Collected data:

▼

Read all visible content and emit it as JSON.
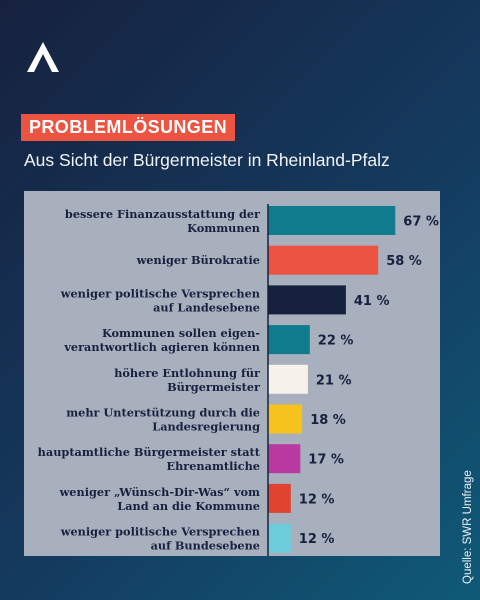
{
  "header": {
    "logo_icon": "stylized-a-logo",
    "headline": "PROBLEMLÖSUNGEN",
    "subtitle": "Aus Sicht der Bürgermeister in Rheinland-Pfalz"
  },
  "source": "Quelle: SWR Umfrage",
  "colors": {
    "headline_bg": "#ec5340",
    "panel_bg": "#a8b0bd",
    "text_dark": "#16213f"
  },
  "chart_data": {
    "type": "bar",
    "orientation": "horizontal",
    "title": "",
    "xlabel": "",
    "ylabel": "",
    "xlim": [
      0,
      80
    ],
    "x_ticks": [
      "0",
      "20",
      "40",
      "60",
      "80"
    ],
    "value_suffix": " %",
    "grid": false,
    "legend": "none",
    "categories": [
      [
        "bessere Finanzausstattung der",
        "Kommunen"
      ],
      [
        "weniger Bürokratie"
      ],
      [
        "weniger politische Versprechen",
        "auf Landesebene"
      ],
      [
        "Kommunen sollen eigen-",
        "verantwortlich agieren können"
      ],
      [
        "höhere Entlohnung für",
        "Bürgermeister"
      ],
      [
        "mehr Unterstützung durch die",
        "Landesregierung"
      ],
      [
        "hauptamtliche Bürgermeister statt",
        "Ehrenamtliche"
      ],
      [
        "weniger „Wünsch-Dir-Was“ vom",
        "Land an die Kommune"
      ],
      [
        "weniger politische Versprechen",
        "auf Bundesebene"
      ]
    ],
    "values": [
      67,
      58,
      41,
      22,
      21,
      18,
      17,
      12,
      12
    ],
    "bar_colors": [
      "#0f7b8c",
      "#ec5340",
      "#16213f",
      "#0f7b8c",
      "#f6f1ea",
      "#f6c21d",
      "#b83aa0",
      "#e0432f",
      "#6cccd9"
    ]
  }
}
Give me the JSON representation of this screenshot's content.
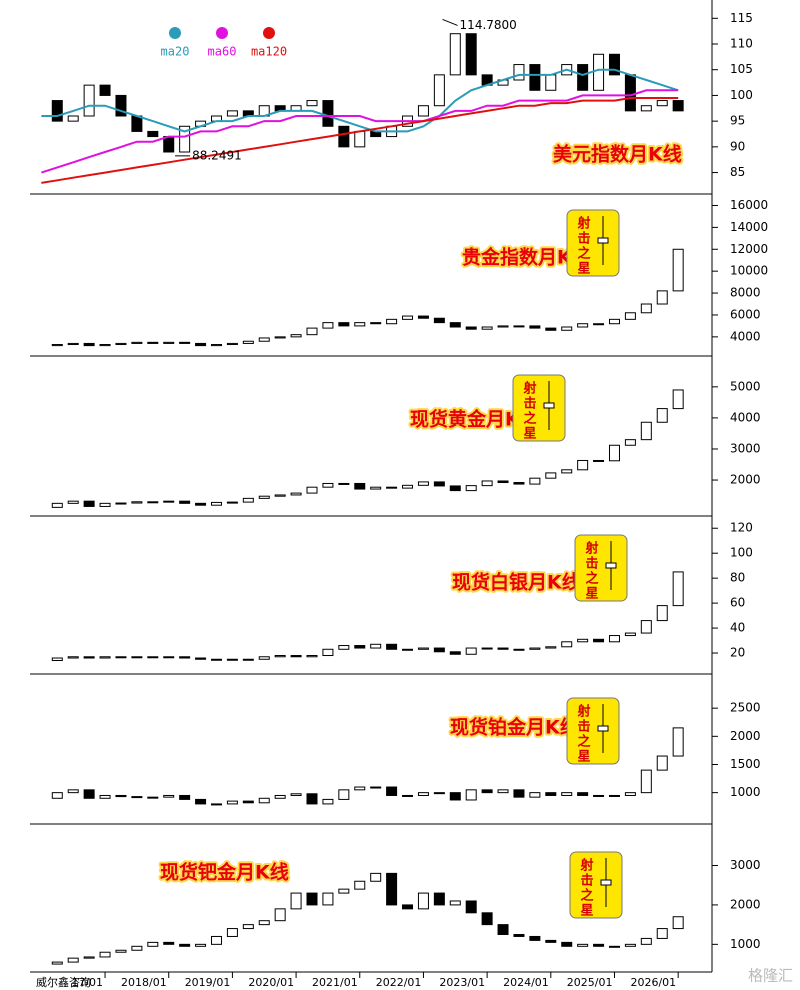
{
  "chart_data": [
    {
      "type": "candlestick",
      "title": "美元指数月K线",
      "x": [
        2016,
        2016.25,
        2016.5,
        2016.75,
        2017,
        2017.25,
        2017.5,
        2017.75,
        2018,
        2018.25,
        2018.5,
        2018.75,
        2019,
        2019.25,
        2019.5,
        2019.75,
        2020,
        2020.25,
        2020.5,
        2020.75,
        2021,
        2021.25,
        2021.5,
        2021.75,
        2022,
        2022.25,
        2022.5,
        2022.75,
        2023,
        2023.25,
        2023.5,
        2023.75,
        2024,
        2024.25,
        2024.5,
        2024.75,
        2025,
        2025.25,
        2025.5,
        2025.75,
        2026
      ],
      "values": [
        99,
        95,
        96,
        102,
        100,
        96,
        93,
        92,
        89,
        94,
        95,
        96,
        97,
        96,
        98,
        97,
        98,
        99,
        94,
        90,
        93,
        92,
        94,
        96,
        98,
        104,
        112,
        104,
        102,
        103,
        106,
        101,
        104,
        106,
        101,
        108,
        104,
        97,
        98,
        99,
        97
      ],
      "ma_series": [
        {
          "name": "ma20",
          "color": "#2a9bb8",
          "values": [
            96,
            96,
            97,
            98,
            98,
            97,
            96,
            95,
            94,
            93,
            94,
            95,
            95,
            96,
            96,
            97,
            97,
            97,
            96,
            95,
            94,
            93,
            93,
            93,
            94,
            96,
            99,
            101,
            102,
            103,
            104,
            104,
            104,
            105,
            104,
            105,
            105,
            104,
            103,
            102,
            101
          ]
        },
        {
          "name": "ma60",
          "color": "#e010e0",
          "values": [
            85,
            86,
            87,
            88,
            89,
            90,
            91,
            91,
            92,
            92,
            93,
            93,
            94,
            94,
            95,
            95,
            96,
            96,
            96,
            96,
            96,
            95,
            95,
            95,
            95,
            96,
            97,
            97,
            98,
            98,
            99,
            99,
            99,
            99,
            100,
            100,
            100,
            100,
            101,
            101,
            101
          ]
        },
        {
          "name": "ma120",
          "color": "#e01010",
          "values": [
            83,
            83.5,
            84,
            84.5,
            85,
            85.5,
            86,
            86.5,
            87,
            87.5,
            88,
            88.5,
            89,
            89.5,
            90,
            90.5,
            91,
            91.5,
            92,
            92.5,
            93,
            93.5,
            94,
            94.5,
            95,
            95.5,
            96,
            96.5,
            97,
            97.5,
            98,
            98,
            98.5,
            98.5,
            99,
            99,
            99,
            99.5,
            99.5,
            99.5,
            99.5
          ]
        }
      ],
      "annotations": [
        {
          "x": 2022.3,
          "y": 114.78,
          "label": "114.7800"
        },
        {
          "x": 2018.1,
          "y": 88.2491,
          "label": "88.2491"
        }
      ],
      "xlim": [
        2015.9,
        2026.5
      ],
      "ylim": [
        82,
        117
      ],
      "yticks": [
        85,
        90,
        95,
        100,
        105,
        110,
        115
      ]
    },
    {
      "type": "candlestick",
      "title": "贵金指数月K线",
      "star_label": "射击之星",
      "x": [
        2016,
        2016.25,
        2016.5,
        2016.75,
        2017,
        2017.25,
        2017.5,
        2017.75,
        2018,
        2018.25,
        2018.5,
        2018.75,
        2019,
        2019.25,
        2019.5,
        2019.75,
        2020,
        2020.25,
        2020.5,
        2020.75,
        2021,
        2021.25,
        2021.5,
        2021.75,
        2022,
        2022.25,
        2022.5,
        2022.75,
        2023,
        2023.25,
        2023.5,
        2023.75,
        2024,
        2024.25,
        2024.5,
        2024.75,
        2025,
        2025.25,
        2025.5,
        2025.75,
        2026
      ],
      "values": [
        3200,
        3300,
        3400,
        3200,
        3300,
        3400,
        3500,
        3400,
        3500,
        3400,
        3200,
        3300,
        3400,
        3600,
        3900,
        4000,
        4200,
        4800,
        5300,
        5000,
        5300,
        5200,
        5600,
        5900,
        5700,
        5300,
        4900,
        4700,
        4900,
        5000,
        5000,
        4800,
        4600,
        4900,
        5200,
        5200,
        5600,
        6200,
        7000,
        8200,
        12000
      ],
      "xlim": [
        2015.9,
        2026.5
      ],
      "ylim": [
        2800,
        16500
      ],
      "yticks": [
        4000,
        6000,
        8000,
        10000,
        12000,
        14000,
        16000
      ]
    },
    {
      "type": "candlestick",
      "title": "现货黄金月K线",
      "star_label": "射击之星",
      "x": [
        2016,
        2016.25,
        2016.5,
        2016.75,
        2017,
        2017.25,
        2017.5,
        2017.75,
        2018,
        2018.25,
        2018.5,
        2018.75,
        2019,
        2019.25,
        2019.5,
        2019.75,
        2020,
        2020.25,
        2020.5,
        2020.75,
        2021,
        2021.25,
        2021.5,
        2021.75,
        2022,
        2022.25,
        2022.5,
        2022.75,
        2023,
        2023.25,
        2023.5,
        2023.75,
        2024,
        2024.25,
        2024.5,
        2024.75,
        2025,
        2025.25,
        2025.5,
        2025.75,
        2026
      ],
      "values": [
        1120,
        1250,
        1320,
        1150,
        1250,
        1260,
        1300,
        1300,
        1320,
        1250,
        1190,
        1280,
        1290,
        1410,
        1480,
        1520,
        1580,
        1770,
        1890,
        1890,
        1710,
        1770,
        1740,
        1830,
        1940,
        1810,
        1660,
        1820,
        1970,
        1920,
        1870,
        2060,
        2230,
        2330,
        2630,
        2620,
        3120,
        3300,
        3860,
        4300,
        4900
      ],
      "xlim": [
        2015.9,
        2026.5
      ],
      "ylim": [
        1100,
        5800
      ],
      "yticks": [
        2000,
        3000,
        4000,
        5000
      ]
    },
    {
      "type": "candlestick",
      "title": "现货白银月K线",
      "star_label": "射击之星",
      "x": [
        2016,
        2016.25,
        2016.5,
        2016.75,
        2017,
        2017.25,
        2017.5,
        2017.75,
        2018,
        2018.25,
        2018.5,
        2018.75,
        2019,
        2019.25,
        2019.5,
        2019.75,
        2020,
        2020.25,
        2020.5,
        2020.75,
        2021,
        2021.25,
        2021.5,
        2021.75,
        2022,
        2022.25,
        2022.5,
        2022.75,
        2023,
        2023.25,
        2023.5,
        2023.75,
        2024,
        2024.25,
        2024.5,
        2024.75,
        2025,
        2025.25,
        2025.5,
        2025.75,
        2026
      ],
      "values": [
        14,
        16,
        17,
        16,
        17,
        17,
        17,
        17,
        17,
        16,
        15,
        15,
        15,
        15,
        17,
        18,
        17,
        18,
        23,
        26,
        24,
        27,
        23,
        23,
        24,
        21,
        19,
        24,
        24,
        23,
        23,
        24,
        25,
        29,
        31,
        29,
        34,
        36,
        46,
        58,
        85
      ],
      "xlim": [
        2015.9,
        2026.5
      ],
      "ylim": [
        8,
        125
      ],
      "yticks": [
        20,
        40,
        60,
        80,
        100,
        120
      ]
    },
    {
      "type": "candlestick",
      "title": "现货铂金月K线",
      "star_label": "射击之星",
      "x": [
        2016,
        2016.25,
        2016.5,
        2016.75,
        2017,
        2017.25,
        2017.5,
        2017.75,
        2018,
        2018.25,
        2018.5,
        2018.75,
        2019,
        2019.25,
        2019.5,
        2019.75,
        2020,
        2020.25,
        2020.5,
        2020.75,
        2021,
        2021.25,
        2021.5,
        2021.75,
        2022,
        2022.25,
        2022.5,
        2022.75,
        2023,
        2023.25,
        2023.5,
        2023.75,
        2024,
        2024.25,
        2024.5,
        2024.75,
        2025,
        2025.25,
        2025.5,
        2025.75,
        2026
      ],
      "values": [
        900,
        1000,
        1050,
        900,
        950,
        930,
        920,
        920,
        950,
        880,
        800,
        800,
        850,
        820,
        900,
        950,
        980,
        800,
        880,
        1050,
        1100,
        1100,
        950,
        950,
        1000,
        1000,
        870,
        1050,
        1000,
        1050,
        920,
        1000,
        950,
        1000,
        950,
        950,
        950,
        1000,
        1400,
        1650,
        2150
      ],
      "xlim": [
        2015.9,
        2026.5
      ],
      "ylim": [
        550,
        3000
      ],
      "yticks": [
        1000,
        1500,
        2000,
        2500
      ]
    },
    {
      "type": "candlestick",
      "title": "现货钯金月K线",
      "star_label": "射击之星",
      "x": [
        2016,
        2016.25,
        2016.5,
        2016.75,
        2017,
        2017.25,
        2017.5,
        2017.75,
        2018,
        2018.25,
        2018.5,
        2018.75,
        2019,
        2019.25,
        2019.5,
        2019.75,
        2020,
        2020.25,
        2020.5,
        2020.75,
        2021,
        2021.25,
        2021.5,
        2021.75,
        2022,
        2022.25,
        2022.5,
        2022.75,
        2023,
        2023.25,
        2023.5,
        2023.75,
        2024,
        2024.25,
        2024.5,
        2024.75,
        2025,
        2025.25,
        2025.5,
        2025.75,
        2026
      ],
      "values": [
        500,
        550,
        650,
        680,
        800,
        850,
        950,
        1050,
        1000,
        950,
        1000,
        1200,
        1400,
        1500,
        1600,
        1900,
        2300,
        2000,
        2300,
        2400,
        2600,
        2800,
        2000,
        1900,
        2300,
        2000,
        2100,
        1800,
        1500,
        1250,
        1200,
        1100,
        1050,
        950,
        1000,
        950,
        950,
        1000,
        1150,
        1400,
        1700
      ],
      "xlim": [
        2015.9,
        2026.5
      ],
      "ylim": [
        400,
        3900
      ],
      "yticks": [
        1000,
        2000,
        3000
      ],
      "xticks": [
        {
          "value": 2017,
          "label": "17/01"
        },
        {
          "value": 2018,
          "label": "2018/01"
        },
        {
          "value": 2019,
          "label": "2019/01"
        },
        {
          "value": 2020,
          "label": "2020/01"
        },
        {
          "value": 2021,
          "label": "2021/01"
        },
        {
          "value": 2022,
          "label": "2022/01"
        },
        {
          "value": 2023,
          "label": "2023/01"
        },
        {
          "value": 2024,
          "label": "2024/01"
        },
        {
          "value": 2025,
          "label": "2025/01"
        },
        {
          "value": 2026,
          "label": "2026/01"
        }
      ]
    }
  ],
  "footer": {
    "source": "威尔鑫咨询",
    "watermark": "格隆汇"
  }
}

▲

In the entries above, find each line with the word "Bürgermeister" and copy it.

RESPONSE
    "subtitle": "Aus Sicht der Bürgermeister in Rheinland-Pfalz"
        "Bürgermeister"
        "hauptamtliche Bürgermeister statt",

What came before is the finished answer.